▶ **WHAT YOU HAVE TO DO**
Could you transcribe every record below exactly as written, leaving out any pictures?

..............................

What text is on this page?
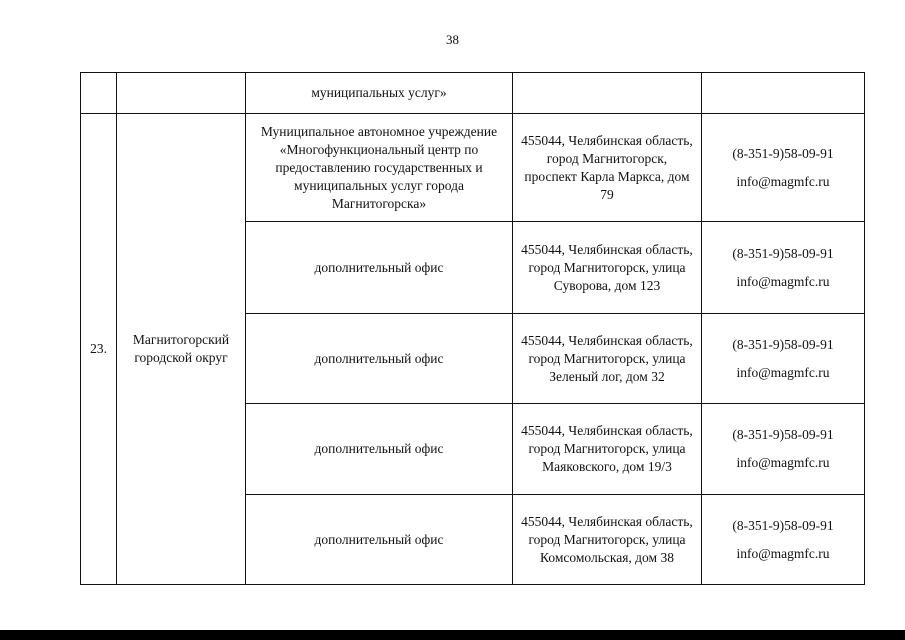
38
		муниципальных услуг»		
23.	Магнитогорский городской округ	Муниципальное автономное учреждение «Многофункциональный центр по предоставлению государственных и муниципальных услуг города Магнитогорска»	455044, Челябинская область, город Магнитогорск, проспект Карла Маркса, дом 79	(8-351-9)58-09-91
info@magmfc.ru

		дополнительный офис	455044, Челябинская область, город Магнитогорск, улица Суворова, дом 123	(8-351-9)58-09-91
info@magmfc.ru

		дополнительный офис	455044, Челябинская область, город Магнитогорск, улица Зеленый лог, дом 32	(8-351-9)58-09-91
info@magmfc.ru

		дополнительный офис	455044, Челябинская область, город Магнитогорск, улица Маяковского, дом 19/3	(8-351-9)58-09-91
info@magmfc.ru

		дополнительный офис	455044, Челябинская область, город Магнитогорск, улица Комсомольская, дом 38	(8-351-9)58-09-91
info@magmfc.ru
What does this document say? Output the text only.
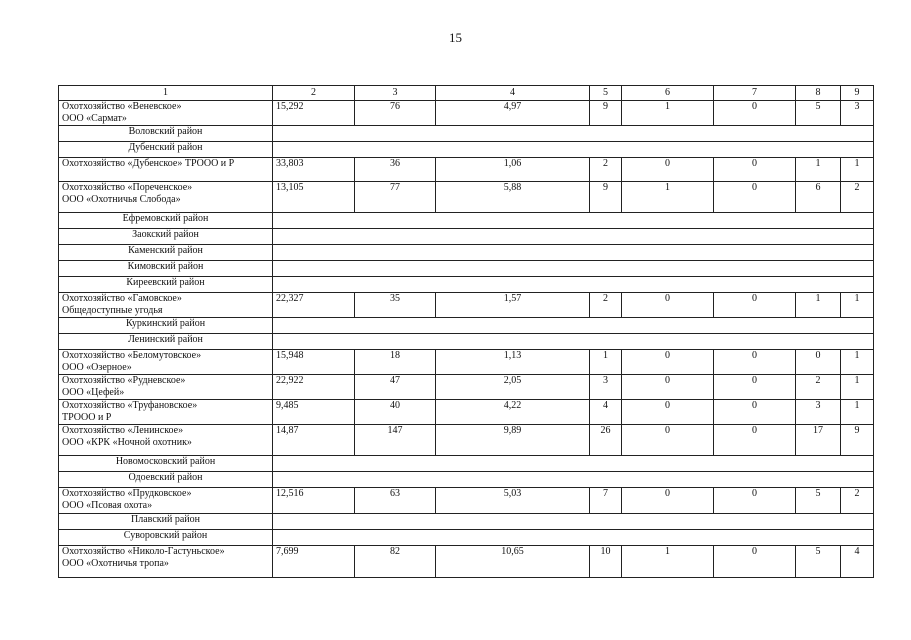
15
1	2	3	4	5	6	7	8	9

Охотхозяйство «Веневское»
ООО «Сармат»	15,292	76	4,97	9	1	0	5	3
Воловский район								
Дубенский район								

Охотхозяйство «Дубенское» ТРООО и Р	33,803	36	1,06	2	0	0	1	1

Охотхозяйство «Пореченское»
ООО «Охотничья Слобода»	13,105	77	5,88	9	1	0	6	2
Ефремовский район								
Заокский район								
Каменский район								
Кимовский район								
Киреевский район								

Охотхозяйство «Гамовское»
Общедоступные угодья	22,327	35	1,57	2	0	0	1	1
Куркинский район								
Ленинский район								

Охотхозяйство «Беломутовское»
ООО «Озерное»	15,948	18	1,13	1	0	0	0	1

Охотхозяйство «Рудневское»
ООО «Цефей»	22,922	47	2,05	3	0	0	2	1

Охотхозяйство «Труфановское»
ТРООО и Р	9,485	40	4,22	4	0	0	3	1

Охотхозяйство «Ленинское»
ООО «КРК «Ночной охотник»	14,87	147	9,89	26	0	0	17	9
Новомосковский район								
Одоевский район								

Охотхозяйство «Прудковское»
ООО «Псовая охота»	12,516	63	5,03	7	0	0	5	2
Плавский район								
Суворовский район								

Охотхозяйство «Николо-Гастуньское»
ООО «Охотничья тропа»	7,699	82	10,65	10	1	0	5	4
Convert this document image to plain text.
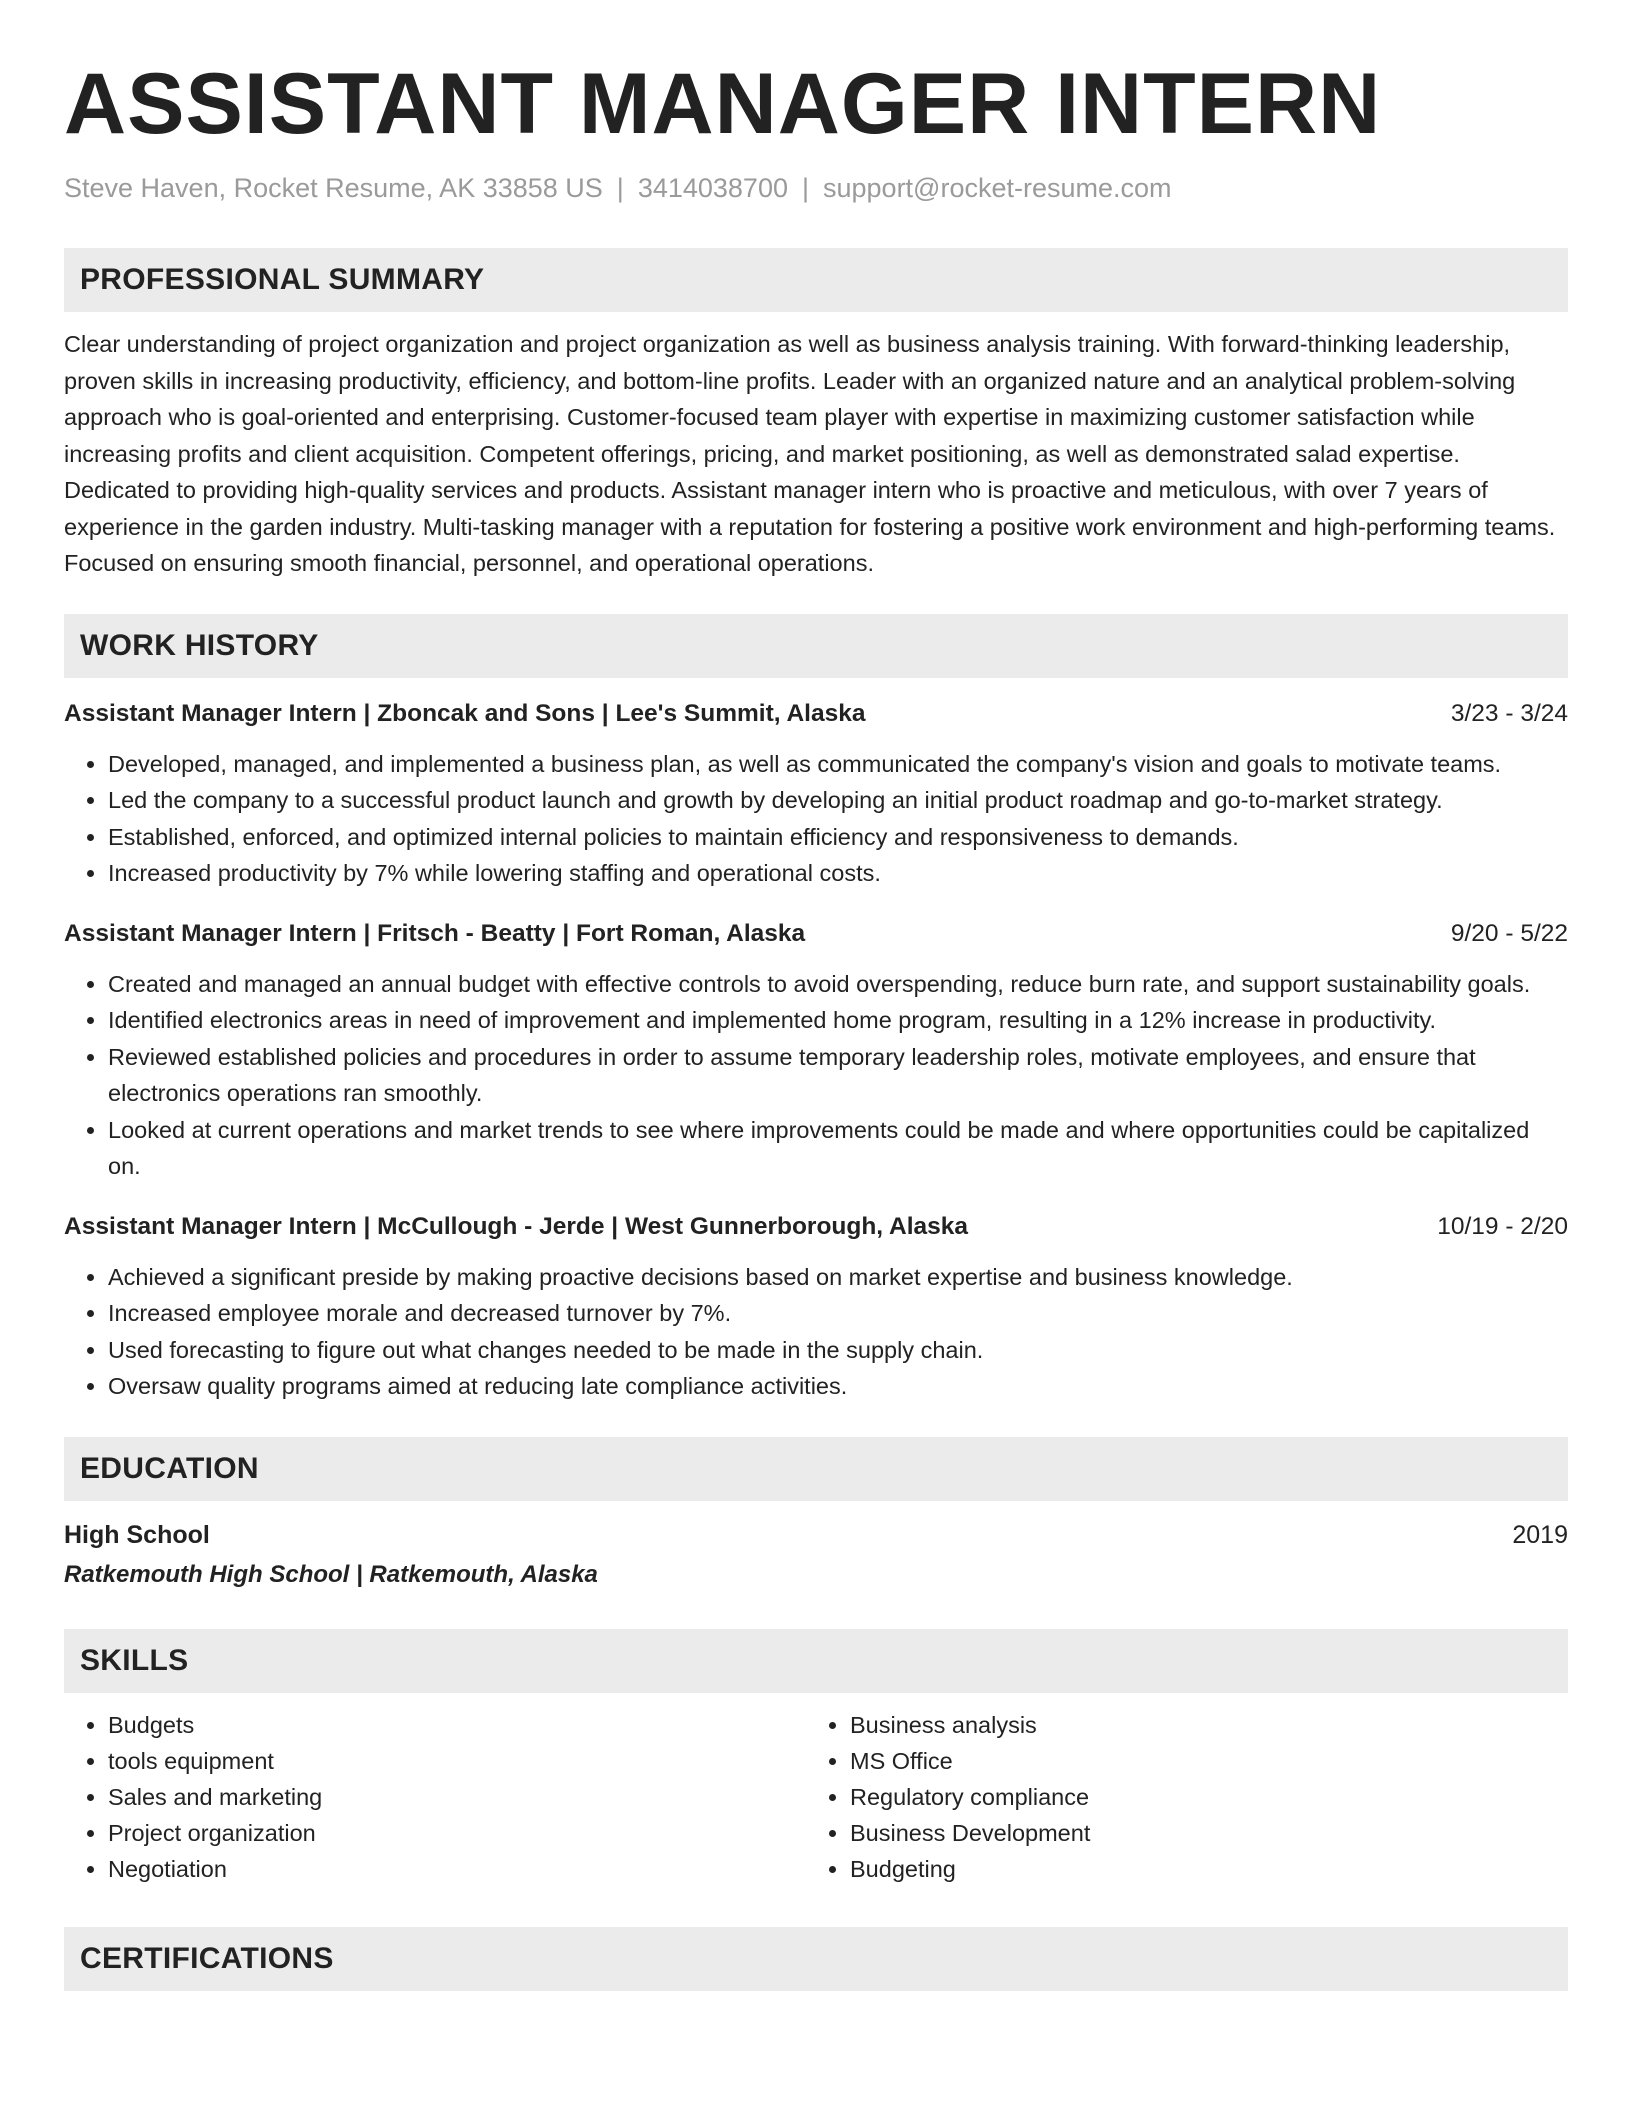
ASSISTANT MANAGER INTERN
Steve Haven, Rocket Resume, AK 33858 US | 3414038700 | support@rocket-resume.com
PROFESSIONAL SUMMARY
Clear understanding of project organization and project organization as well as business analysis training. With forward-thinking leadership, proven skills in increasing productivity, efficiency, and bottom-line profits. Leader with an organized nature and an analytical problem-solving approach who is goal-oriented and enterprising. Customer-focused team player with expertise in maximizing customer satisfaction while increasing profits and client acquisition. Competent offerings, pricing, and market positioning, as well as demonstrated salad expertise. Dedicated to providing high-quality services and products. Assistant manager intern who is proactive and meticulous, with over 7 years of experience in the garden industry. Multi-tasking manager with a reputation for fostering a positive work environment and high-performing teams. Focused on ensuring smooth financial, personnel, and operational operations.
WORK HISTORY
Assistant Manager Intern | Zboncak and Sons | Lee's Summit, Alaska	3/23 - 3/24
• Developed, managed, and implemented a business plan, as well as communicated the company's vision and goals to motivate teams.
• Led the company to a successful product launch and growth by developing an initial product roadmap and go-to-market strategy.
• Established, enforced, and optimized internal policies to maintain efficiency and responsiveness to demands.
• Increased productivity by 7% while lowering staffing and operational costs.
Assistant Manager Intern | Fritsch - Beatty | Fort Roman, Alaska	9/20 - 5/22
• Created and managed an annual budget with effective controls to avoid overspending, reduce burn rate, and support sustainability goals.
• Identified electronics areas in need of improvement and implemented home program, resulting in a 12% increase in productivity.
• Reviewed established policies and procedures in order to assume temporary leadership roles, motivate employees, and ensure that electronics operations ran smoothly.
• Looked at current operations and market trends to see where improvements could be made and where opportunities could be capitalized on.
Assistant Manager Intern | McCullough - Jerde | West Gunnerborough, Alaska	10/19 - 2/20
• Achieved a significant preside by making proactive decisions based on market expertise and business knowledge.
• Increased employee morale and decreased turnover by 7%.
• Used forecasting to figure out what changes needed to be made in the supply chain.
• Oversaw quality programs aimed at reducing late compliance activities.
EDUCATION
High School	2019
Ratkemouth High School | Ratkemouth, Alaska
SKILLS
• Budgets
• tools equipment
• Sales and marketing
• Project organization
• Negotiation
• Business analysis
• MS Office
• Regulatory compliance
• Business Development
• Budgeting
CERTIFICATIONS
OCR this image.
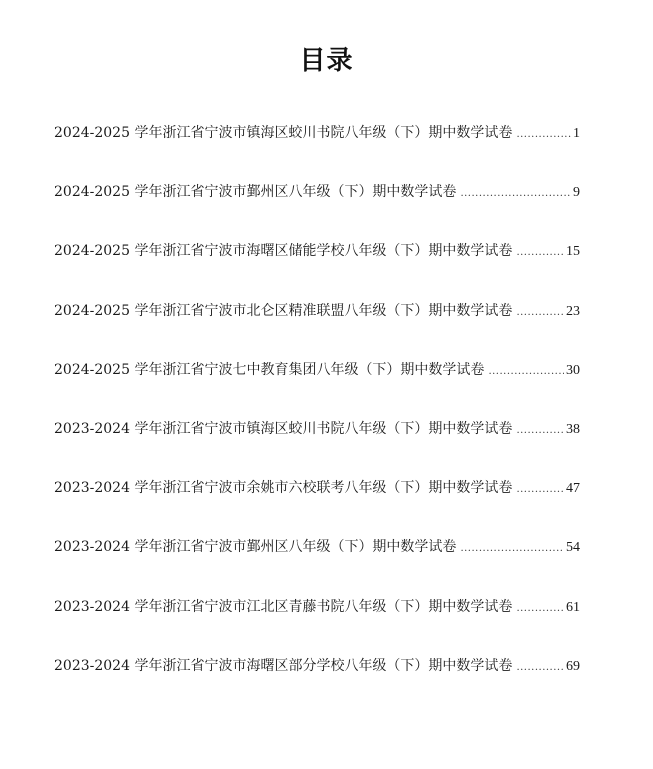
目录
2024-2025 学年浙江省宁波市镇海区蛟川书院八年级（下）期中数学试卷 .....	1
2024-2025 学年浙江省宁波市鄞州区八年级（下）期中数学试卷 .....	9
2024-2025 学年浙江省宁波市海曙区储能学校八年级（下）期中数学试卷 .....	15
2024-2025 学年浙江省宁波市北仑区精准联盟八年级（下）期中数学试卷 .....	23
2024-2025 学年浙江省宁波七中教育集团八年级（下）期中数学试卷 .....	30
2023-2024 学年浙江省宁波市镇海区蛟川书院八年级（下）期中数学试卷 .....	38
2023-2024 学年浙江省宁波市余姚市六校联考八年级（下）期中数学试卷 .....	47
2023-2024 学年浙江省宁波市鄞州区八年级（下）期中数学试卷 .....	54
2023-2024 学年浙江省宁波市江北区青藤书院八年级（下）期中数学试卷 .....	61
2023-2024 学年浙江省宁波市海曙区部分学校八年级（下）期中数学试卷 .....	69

..............................

▶ **SOLUTION TO THE EXERCISE**
What text is on this page?
38
		муниципальных услуг»		
23.	Магнитогорский городской округ	Муниципальное автономное учреждение «Многофункциональный центр по предоставлению государственных и муниципальных услуг города Магнитогорска»	455044, Челябинская область, город Магнитогорск, проспект Карла Маркса, дом 79	(8-351-9)58-09-91
info@magmfc.ru

		дополнительный офис	455044, Челябинская область, город Магнитогорск, улица Суворова, дом 123	(8-351-9)58-09-91
info@magmfc.ru

		дополнительный офис	455044, Челябинская область, город Магнитогорск, улица Зеленый лог, дом 32	(8-351-9)58-09-91
info@magmfc.ru

		дополнительный офис	455044, Челябинская область, город Магнитогорск, улица Маяковского, дом 19/3	(8-351-9)58-09-91
info@magmfc.ru

		дополнительный офис	455044, Челябинская область, город Магнитогорск, улица Комсомольская, дом 38	(8-351-9)58-09-91
info@magmfc.ru
What does this document say? Output the text only.
15
1	2	3	4	5	6	7	8	9

Охотхозяйство «Веневское»
ООО «Сармат»	15,292	76	4,97	9	1	0	5	3
Воловский район								
Дубенский район								

Охотхозяйство «Дубенское» ТРООО и Р	33,803	36	1,06	2	0	0	1	1

Охотхозяйство «Пореченское»
ООО «Охотничья Слобода»	13,105	77	5,88	9	1	0	6	2
Ефремовский район								
Заокский район								
Каменский район								
Кимовский район								
Киреевский район								

Охотхозяйство «Гамовское»
Общедоступные угодья	22,327	35	1,57	2	0	0	1	1
Куркинский район								
Ленинский район								

Охотхозяйство «Беломутовское»
ООО «Озерное»	15,948	18	1,13	1	0	0	0	1

Охотхозяйство «Рудневское»
ООО «Цефей»	22,922	47	2,05	3	0	0	2	1

Охотхозяйство «Труфановское»
ТРООО и Р	9,485	40	4,22	4	0	0	3	1

Охотхозяйство «Ленинское»
ООО «КРК «Ночной охотник»	14,87	147	9,89	26	0	0	17	9
Новомосковский район								
Одоевский район								

Охотхозяйство «Прудковское»
ООО «Псовая охота»	12,516	63	5,03	7	0	0	5	2
Плавский район								
Суворовский район								

Охотхозяйство «Николо-Гастуньское»
ООО «Охотничья тропа»	7,699	82	10,65	10	1	0	5	4
Convert this document image to plain text.
ASSISTANT MANAGER INTERN
Steve Haven, Rocket Resume, AK 33858 US | 3414038700 | support@rocket-resume.com
PROFESSIONAL SUMMARY
Clear understanding of project organization and project organization as well as business analysis training. With forward-thinking leadership, proven skills in increasing productivity, efficiency, and bottom-line profits. Leader with an organized nature and an analytical problem-solving approach who is goal-oriented and enterprising. Customer-focused team player with expertise in maximizing customer satisfaction while increasing profits and client acquisition. Competent offerings, pricing, and market positioning, as well as demonstrated salad expertise. Dedicated to providing high-quality services and products. Assistant manager intern who is proactive and meticulous, with over 7 years of experience in the garden industry. Multi-tasking manager with a reputation for fostering a positive work environment and high-performing teams. Focused on ensuring smooth financial, personnel, and operational operations.
WORK HISTORY
Assistant Manager Intern | Zboncak and Sons | Lee's Summit, Alaska	3/23 - 3/24
• Developed, managed, and implemented a business plan, as well as communicated the company's vision and goals to motivate teams.
• Led the company to a successful product launch and growth by developing an initial product roadmap and go-to-market strategy.
• Established, enforced, and optimized internal policies to maintain efficiency and responsiveness to demands.
• Increased productivity by 7% while lowering staffing and operational costs.
Assistant Manager Intern | Fritsch - Beatty | Fort Roman, Alaska	9/20 - 5/22
• Created and managed an annual budget with effective controls to avoid overspending, reduce burn rate, and support sustainability goals.
• Identified electronics areas in need of improvement and implemented home program, resulting in a 12% increase in productivity.
• Reviewed established policies and procedures in order to assume temporary leadership roles, motivate employees, and ensure that electronics operations ran smoothly.
• Looked at current operations and market trends to see where improvements could be made and where opportunities could be capitalized on.
Assistant Manager Intern | McCullough - Jerde | West Gunnerborough, Alaska	10/19 - 2/20
• Achieved a significant preside by making proactive decisions based on market expertise and business knowledge.
• Increased employee morale and decreased turnover by 7%.
• Used forecasting to figure out what changes needed to be made in the supply chain.
• Oversaw quality programs aimed at reducing late compliance activities.
EDUCATION
High School	2019
Ratkemouth High School | Ratkemouth, Alaska
SKILLS
• Budgets
• tools equipment
• Sales and marketing
• Project organization
• Negotiation
• Business analysis
• MS Office
• Regulatory compliance
• Business Development
• Budgeting
CERTIFICATIONS
OCR this image.
目录
2024-2025 学年浙江省宁波市镇海区蛟川书院八年级（下）期中数学试卷 .....	1
2024-2025 学年浙江省宁波市鄞州区八年级（下）期中数学试卷 .....	9
2024-2025 学年浙江省宁波市海曙区储能学校八年级（下）期中数学试卷 .....	15
2024-2025 学年浙江省宁波市北仑区精准联盟八年级（下）期中数学试卷 .....	23
2024-2025 学年浙江省宁波七中教育集团八年级（下）期中数学试卷 .....	30
2023-2024 学年浙江省宁波市镇海区蛟川书院八年级（下）期中数学试卷 .....	38
2023-2024 学年浙江省宁波市余姚市六校联考八年级（下）期中数学试卷 .....	47
2023-2024 学年浙江省宁波市鄞州区八年级（下）期中数学试卷 .....	54
2023-2024 学年浙江省宁波市江北区青藤书院八年级（下）期中数学试卷 .....	61
2023-2024 学年浙江省宁波市海曙区部分学校八年级（下）期中数学试卷 .....	69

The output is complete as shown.